» **What is being asked**:
Copy all the material below, exactly as it stands.

— start Extracted data —

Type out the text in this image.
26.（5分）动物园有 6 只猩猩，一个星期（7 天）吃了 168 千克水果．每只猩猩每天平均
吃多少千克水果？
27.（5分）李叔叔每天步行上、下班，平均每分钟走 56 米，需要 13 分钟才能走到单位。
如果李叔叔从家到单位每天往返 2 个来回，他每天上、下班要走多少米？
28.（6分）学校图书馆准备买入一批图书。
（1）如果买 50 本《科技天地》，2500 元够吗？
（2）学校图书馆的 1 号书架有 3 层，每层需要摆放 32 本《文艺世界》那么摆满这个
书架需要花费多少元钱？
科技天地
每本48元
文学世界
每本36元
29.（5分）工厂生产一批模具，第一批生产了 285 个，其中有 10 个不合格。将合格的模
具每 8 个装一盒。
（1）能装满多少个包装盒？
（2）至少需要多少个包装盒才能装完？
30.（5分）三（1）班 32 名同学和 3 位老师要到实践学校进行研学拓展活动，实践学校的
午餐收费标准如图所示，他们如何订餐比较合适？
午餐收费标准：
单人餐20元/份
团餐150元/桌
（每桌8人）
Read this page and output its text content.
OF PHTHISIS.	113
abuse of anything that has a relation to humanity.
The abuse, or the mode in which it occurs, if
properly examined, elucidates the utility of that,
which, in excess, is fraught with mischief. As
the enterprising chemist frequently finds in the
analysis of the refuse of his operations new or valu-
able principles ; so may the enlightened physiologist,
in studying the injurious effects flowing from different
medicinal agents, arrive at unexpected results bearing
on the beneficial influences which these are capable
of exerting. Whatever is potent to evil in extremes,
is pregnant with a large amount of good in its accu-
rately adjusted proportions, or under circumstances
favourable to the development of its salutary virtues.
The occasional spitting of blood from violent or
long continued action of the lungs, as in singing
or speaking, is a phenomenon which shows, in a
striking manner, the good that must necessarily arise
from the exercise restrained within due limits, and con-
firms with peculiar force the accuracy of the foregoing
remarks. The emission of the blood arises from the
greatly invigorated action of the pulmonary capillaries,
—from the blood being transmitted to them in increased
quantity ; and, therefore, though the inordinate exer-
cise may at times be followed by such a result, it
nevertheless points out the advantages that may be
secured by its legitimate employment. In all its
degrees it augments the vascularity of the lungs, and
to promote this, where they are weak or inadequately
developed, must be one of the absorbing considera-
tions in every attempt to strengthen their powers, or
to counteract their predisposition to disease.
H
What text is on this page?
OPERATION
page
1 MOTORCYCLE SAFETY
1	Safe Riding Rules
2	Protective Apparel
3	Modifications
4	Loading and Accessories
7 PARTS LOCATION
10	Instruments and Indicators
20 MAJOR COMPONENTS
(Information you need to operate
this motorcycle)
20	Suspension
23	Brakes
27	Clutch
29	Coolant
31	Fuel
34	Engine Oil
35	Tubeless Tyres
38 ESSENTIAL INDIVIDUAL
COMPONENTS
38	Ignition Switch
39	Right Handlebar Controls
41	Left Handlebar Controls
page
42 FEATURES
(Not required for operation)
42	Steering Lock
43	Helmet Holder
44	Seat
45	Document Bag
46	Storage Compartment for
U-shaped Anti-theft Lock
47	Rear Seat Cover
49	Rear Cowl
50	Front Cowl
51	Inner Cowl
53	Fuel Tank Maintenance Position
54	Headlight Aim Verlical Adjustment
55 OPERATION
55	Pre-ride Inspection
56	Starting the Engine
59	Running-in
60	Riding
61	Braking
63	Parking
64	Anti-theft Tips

— end Extracted data —

» **Result of this task**:
Type out the text in this image.
26.（5分）动物园有 6 只猩猩，一个星期（7 天）吃了 168 千克水果．每只猩猩每天平均
吃多少千克水果？
27.（5分）李叔叔每天步行上、下班，平均每分钟走 56 米，需要 13 分钟才能走到单位。
如果李叔叔从家到单位每天往返 2 个来回，他每天上、下班要走多少米？
28.（6分）学校图书馆准备买入一批图书。
（1）如果买 50 本《科技天地》，2500 元够吗？
（2）学校图书馆的 1 号书架有 3 层，每层需要摆放 32 本《文艺世界》那么摆满这个
书架需要花费多少元钱？
科技天地
每本48元
文学世界
每本36元
29.（5分）工厂生产一批模具，第一批生产了 285 个，其中有 10 个不合格。将合格的模
具每 8 个装一盒。
（1）能装满多少个包装盒？
（2）至少需要多少个包装盒才能装完？
30.（5分）三（1）班 32 名同学和 3 位老师要到实践学校进行研学拓展活动，实践学校的
午餐收费标准如图所示，他们如何订餐比较合适？
午餐收费标准：
单人餐20元/份
团餐150元/桌
（每桌8人）
Read this page and output its text content.
OF PHTHISIS.	113
abuse of anything that has a relation to humanity.
The abuse, or the mode in which it occurs, if
properly examined, elucidates the utility of that,
which, in excess, is fraught with mischief. As
the enterprising chemist frequently finds in the
analysis of the refuse of his operations new or valu-
able principles ; so may the enlightened physiologist,
in studying the injurious effects flowing from different
medicinal agents, arrive at unexpected results bearing
on the beneficial influences which these are capable
of exerting. Whatever is potent to evil in extremes,
is pregnant with a large amount of good in its accu-
rately adjusted proportions, or under circumstances
favourable to the development of its salutary virtues.
The occasional spitting of blood from violent or
long continued action of the lungs, as in singing
or speaking, is a phenomenon which shows, in a
striking manner, the good that must necessarily arise
from the exercise restrained within due limits, and con-
firms with peculiar force the accuracy of the foregoing
remarks. The emission of the blood arises from the
greatly invigorated action of the pulmonary capillaries,
—from the blood being transmitted to them in increased
quantity ; and, therefore, though the inordinate exer-
cise may at times be followed by such a result, it
nevertheless points out the advantages that may be
secured by its legitimate employment. In all its
degrees it augments the vascularity of the lungs, and
to promote this, where they are weak or inadequately
developed, must be one of the absorbing considera-
tions in every attempt to strengthen their powers, or
to counteract their predisposition to disease.
H
What text is on this page?
OPERATION
page
1 MOTORCYCLE SAFETY
1	Safe Riding Rules
2	Protective Apparel
3	Modifications
4	Loading and Accessories
7 PARTS LOCATION
10	Instruments and Indicators
20 MAJOR COMPONENTS
(Information you need to operate
this motorcycle)
20	Suspension
23	Brakes
27	Clutch
29	Coolant
31	Fuel
34	Engine Oil
35	Tubeless Tyres
38 ESSENTIAL INDIVIDUAL
COMPONENTS
38	Ignition Switch
39	Right Handlebar Controls
41	Left Handlebar Controls
page
42 FEATURES
(Not required for operation)
42	Steering Lock
43	Helmet Holder
44	Seat
45	Document Bag
46	Storage Compartment for
U-shaped Anti-theft Lock
47	Rear Seat Cover
49	Rear Cowl
50	Front Cowl
51	Inner Cowl
53	Fuel Tank Maintenance Position
54	Headlight Aim Verlical Adjustment
55 OPERATION
55	Pre-ride Inspection
56	Starting the Engine
59	Running-in
60	Riding
61	Braking
63	Parking
64	Anti-theft Tips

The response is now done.